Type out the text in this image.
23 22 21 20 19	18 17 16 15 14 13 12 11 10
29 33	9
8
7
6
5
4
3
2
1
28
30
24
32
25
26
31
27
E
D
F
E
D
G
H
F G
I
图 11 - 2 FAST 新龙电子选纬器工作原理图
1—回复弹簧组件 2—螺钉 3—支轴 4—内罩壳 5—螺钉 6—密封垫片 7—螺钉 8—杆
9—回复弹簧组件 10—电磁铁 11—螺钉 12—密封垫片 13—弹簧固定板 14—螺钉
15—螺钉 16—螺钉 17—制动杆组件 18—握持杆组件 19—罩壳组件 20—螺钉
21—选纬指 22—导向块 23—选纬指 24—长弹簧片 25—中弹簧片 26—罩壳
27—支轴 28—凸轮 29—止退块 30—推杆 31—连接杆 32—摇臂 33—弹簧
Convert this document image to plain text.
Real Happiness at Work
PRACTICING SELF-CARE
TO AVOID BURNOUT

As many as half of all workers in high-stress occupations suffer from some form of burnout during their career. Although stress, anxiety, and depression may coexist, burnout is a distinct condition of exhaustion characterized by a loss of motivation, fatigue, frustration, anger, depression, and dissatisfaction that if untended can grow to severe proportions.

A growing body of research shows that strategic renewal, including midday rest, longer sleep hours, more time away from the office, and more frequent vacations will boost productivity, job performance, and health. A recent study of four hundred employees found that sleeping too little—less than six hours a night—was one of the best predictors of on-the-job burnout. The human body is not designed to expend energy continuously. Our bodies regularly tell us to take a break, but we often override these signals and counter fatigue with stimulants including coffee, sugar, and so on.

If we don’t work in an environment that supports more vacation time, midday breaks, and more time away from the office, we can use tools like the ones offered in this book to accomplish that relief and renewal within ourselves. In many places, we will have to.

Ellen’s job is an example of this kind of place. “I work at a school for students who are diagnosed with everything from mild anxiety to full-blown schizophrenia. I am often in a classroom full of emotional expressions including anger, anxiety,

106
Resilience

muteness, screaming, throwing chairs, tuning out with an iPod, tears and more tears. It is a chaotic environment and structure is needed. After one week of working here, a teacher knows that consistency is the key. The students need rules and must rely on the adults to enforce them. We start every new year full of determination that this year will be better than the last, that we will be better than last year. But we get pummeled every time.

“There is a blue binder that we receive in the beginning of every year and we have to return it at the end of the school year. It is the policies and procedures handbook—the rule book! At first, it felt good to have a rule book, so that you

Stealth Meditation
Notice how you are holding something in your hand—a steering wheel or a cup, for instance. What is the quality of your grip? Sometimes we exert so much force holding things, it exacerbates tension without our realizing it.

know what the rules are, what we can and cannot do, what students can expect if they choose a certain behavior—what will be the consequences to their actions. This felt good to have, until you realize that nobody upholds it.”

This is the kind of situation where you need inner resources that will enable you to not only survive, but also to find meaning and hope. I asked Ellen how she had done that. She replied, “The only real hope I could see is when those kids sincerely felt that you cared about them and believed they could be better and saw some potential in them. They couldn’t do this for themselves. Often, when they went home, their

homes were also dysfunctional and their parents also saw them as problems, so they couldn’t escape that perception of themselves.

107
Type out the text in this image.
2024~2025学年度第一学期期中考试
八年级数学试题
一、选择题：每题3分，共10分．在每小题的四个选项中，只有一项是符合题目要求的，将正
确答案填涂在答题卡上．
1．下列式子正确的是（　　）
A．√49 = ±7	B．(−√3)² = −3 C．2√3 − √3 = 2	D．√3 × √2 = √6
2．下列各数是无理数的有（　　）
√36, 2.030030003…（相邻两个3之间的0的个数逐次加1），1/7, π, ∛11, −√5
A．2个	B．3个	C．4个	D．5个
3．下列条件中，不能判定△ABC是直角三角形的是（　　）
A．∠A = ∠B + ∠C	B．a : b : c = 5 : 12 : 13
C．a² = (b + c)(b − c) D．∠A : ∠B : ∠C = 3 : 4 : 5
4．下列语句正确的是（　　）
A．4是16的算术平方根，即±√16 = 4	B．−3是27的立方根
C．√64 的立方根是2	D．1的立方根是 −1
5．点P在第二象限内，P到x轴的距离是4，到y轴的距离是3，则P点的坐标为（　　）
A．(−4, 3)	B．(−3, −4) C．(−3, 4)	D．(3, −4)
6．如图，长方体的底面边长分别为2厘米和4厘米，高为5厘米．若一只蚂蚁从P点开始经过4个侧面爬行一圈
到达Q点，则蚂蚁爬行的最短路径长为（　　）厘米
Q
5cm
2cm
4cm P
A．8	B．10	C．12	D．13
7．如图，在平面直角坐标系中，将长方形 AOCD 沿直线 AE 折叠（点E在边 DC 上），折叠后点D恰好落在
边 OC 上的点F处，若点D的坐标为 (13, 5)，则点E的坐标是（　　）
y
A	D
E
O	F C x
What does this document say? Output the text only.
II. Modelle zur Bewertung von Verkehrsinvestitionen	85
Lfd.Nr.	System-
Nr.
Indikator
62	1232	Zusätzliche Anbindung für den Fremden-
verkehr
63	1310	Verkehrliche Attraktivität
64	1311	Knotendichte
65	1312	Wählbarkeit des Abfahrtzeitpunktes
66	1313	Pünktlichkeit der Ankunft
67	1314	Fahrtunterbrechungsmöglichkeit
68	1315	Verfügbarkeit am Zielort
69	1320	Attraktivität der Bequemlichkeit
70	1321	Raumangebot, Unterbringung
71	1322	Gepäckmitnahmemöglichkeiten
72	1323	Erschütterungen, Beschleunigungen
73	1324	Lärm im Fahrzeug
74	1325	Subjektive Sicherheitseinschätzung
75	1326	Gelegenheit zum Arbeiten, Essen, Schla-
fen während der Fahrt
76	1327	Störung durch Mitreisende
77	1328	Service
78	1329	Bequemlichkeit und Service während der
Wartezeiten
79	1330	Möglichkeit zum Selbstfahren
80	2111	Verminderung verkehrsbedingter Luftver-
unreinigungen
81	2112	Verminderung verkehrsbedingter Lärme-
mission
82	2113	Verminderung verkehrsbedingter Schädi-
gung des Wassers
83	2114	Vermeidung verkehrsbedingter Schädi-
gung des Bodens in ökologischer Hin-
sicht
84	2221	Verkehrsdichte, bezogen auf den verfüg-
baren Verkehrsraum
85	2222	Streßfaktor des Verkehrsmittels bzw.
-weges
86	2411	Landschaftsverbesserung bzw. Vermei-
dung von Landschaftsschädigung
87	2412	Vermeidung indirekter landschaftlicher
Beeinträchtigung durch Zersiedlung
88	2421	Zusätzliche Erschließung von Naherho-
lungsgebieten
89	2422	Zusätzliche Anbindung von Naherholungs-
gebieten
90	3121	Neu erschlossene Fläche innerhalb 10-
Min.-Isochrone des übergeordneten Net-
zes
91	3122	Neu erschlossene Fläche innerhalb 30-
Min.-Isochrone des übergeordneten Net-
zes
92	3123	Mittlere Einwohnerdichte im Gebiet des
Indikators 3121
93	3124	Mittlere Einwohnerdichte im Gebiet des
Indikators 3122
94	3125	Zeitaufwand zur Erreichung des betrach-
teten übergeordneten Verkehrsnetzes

::::

== Given request ==
Pick each line holding the word "durch" out of the listing.

== Task answer ==
76	1327	Störung durch Mitreisende
Beeinträchtigung durch Zersiedlung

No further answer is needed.